◆ Direction
Give the listing again character for character, but drop the images.

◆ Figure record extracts
* START *

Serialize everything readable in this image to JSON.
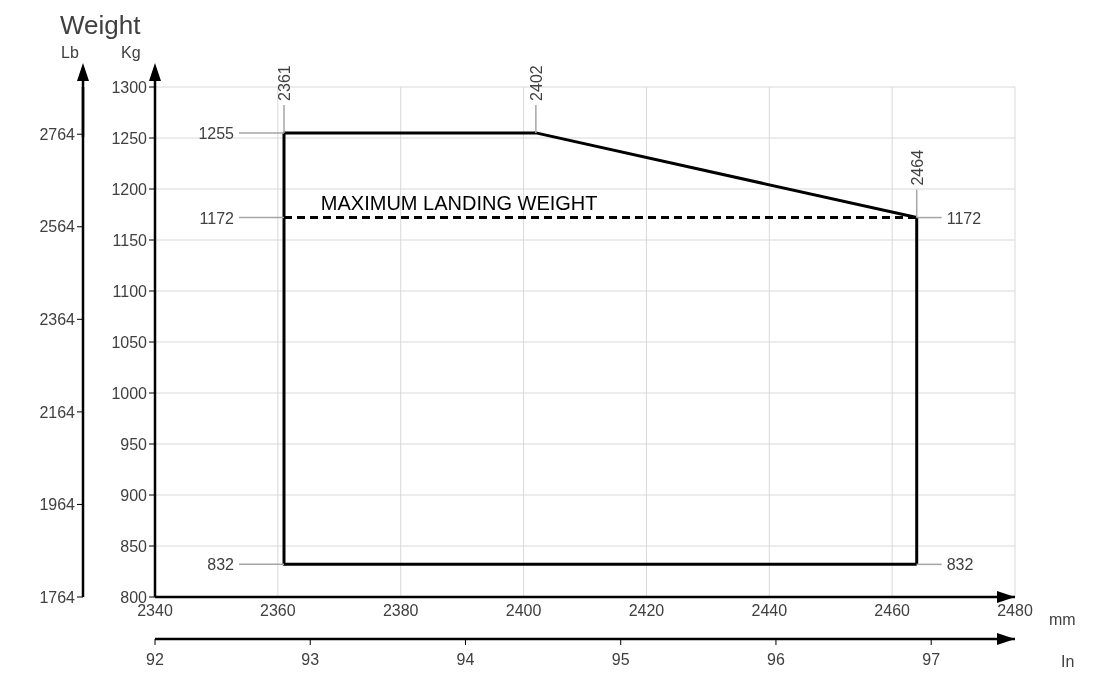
{
  "chart_data": {
    "type": "line",
    "title": "Weight",
    "xlabel": "mm",
    "x2label": "In",
    "ylabel": "Kg",
    "y2label": "Lb",
    "xlim": [
      2340,
      2480
    ],
    "xticks": [
      2340,
      2360,
      2380,
      2400,
      2420,
      2440,
      2460,
      2480
    ],
    "x2lim": [
      92,
      97.54
    ],
    "x2ticks": [
      92,
      93,
      94,
      95,
      96,
      97
    ],
    "ylim": [
      800,
      1300
    ],
    "yticks": [
      800,
      850,
      900,
      950,
      1000,
      1050,
      1100,
      1150,
      1200,
      1250,
      1300
    ],
    "y2lim": [
      1764,
      2866
    ],
    "y2ticks": [
      1764,
      1964,
      2164,
      2364,
      2564,
      2764
    ],
    "grid": true,
    "marker": "none",
    "line_style": "solid",
    "series": [
      {
        "color": "#000000",
        "x": [
          2464,
          2361,
          2361,
          2402,
          2464
        ],
        "values": [
          832,
          832,
          1255,
          1255,
          1172
        ]
      },
      {
        "color": "#000000",
        "x": [
          2464,
          2464
        ],
        "values": [
          1172,
          832
        ]
      },
      {
        "color": "#000000",
        "line_style": "dashed",
        "x": [
          2361,
          2464
        ],
        "values": [
          1172,
          1172
        ]
      }
    ],
    "annotations": [
      {
        "text": "MAXIMUM LANDING WEIGHT",
        "x": 2367,
        "y": 1172
      },
      {
        "text": "2361",
        "x": 2361,
        "y": 1255
      },
      {
        "text": "2402",
        "x": 2402,
        "y": 1255
      },
      {
        "text": "2464",
        "x": 2464,
        "y": 1172
      },
      {
        "text": "1255",
        "x": 2361,
        "y": 1255
      },
      {
        "text": "1172",
        "x": 2361,
        "y": 1172
      },
      {
        "text": "1172",
        "x": 2464,
        "y": 1172
      },
      {
        "text": "832",
        "x": 2361,
        "y": 832
      },
      {
        "text": "832",
        "x": 2464,
        "y": 832
      }
    ]
  }
}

* END *

◆ Written answer
Serialize everything readable in this image to JSON.
{
  "chart_data": {
    "type": "line",
    "title": "Weight",
    "xlabel": "mm",
    "x2label": "In",
    "ylabel": "Kg",
    "y2label": "Lb",
    "xlim": [
      2340,
      2480
    ],
    "xticks": [
      2340,
      2360,
      2380,
      2400,
      2420,
      2440,
      2460,
      2480
    ],
    "x2lim": [
      92,
      97.54
    ],
    "x2ticks": [
      92,
      93,
      94,
      95,
      96,
      97
    ],
    "ylim": [
      800,
      1300
    ],
    "yticks": [
      800,
      850,
      900,
      950,
      1000,
      1050,
      1100,
      1150,
      1200,
      1250,
      1300
    ],
    "y2lim": [
      1764,
      2866
    ],
    "y2ticks": [
      1764,
      1964,
      2164,
      2364,
      2564,
      2764
    ],
    "grid": true,
    "marker": "none",
    "line_style": "solid",
    "series": [
      {
        "color": "#000000",
        "x": [
          2464,
          2361,
          2361,
          2402,
          2464
        ],
        "values": [
          832,
          832,
          1255,
          1255,
          1172
        ]
      },
      {
        "color": "#000000",
        "x": [
          2464,
          2464
        ],
        "values": [
          1172,
          832
        ]
      },
      {
        "color": "#000000",
        "line_style": "dashed",
        "x": [
          2361,
          2464
        ],
        "values": [
          1172,
          1172
        ]
      }
    ],
    "annotations": [
      {
        "text": "MAXIMUM LANDING WEIGHT",
        "x": 2367,
        "y": 1172
      },
      {
        "text": "2361",
        "x": 2361,
        "y": 1255
      },
      {
        "text": "2402",
        "x": 2402,
        "y": 1255
      },
      {
        "text": "2464",
        "x": 2464,
        "y": 1172
      },
      {
        "text": "1255",
        "x": 2361,
        "y": 1255
      },
      {
        "text": "1172",
        "x": 2361,
        "y": 1172
      },
      {
        "text": "1172",
        "x": 2464,
        "y": 1172
      },
      {
        "text": "832",
        "x": 2361,
        "y": 832
      },
      {
        "text": "832",
        "x": 2464,
        "y": 832
      }
    ]
  }
}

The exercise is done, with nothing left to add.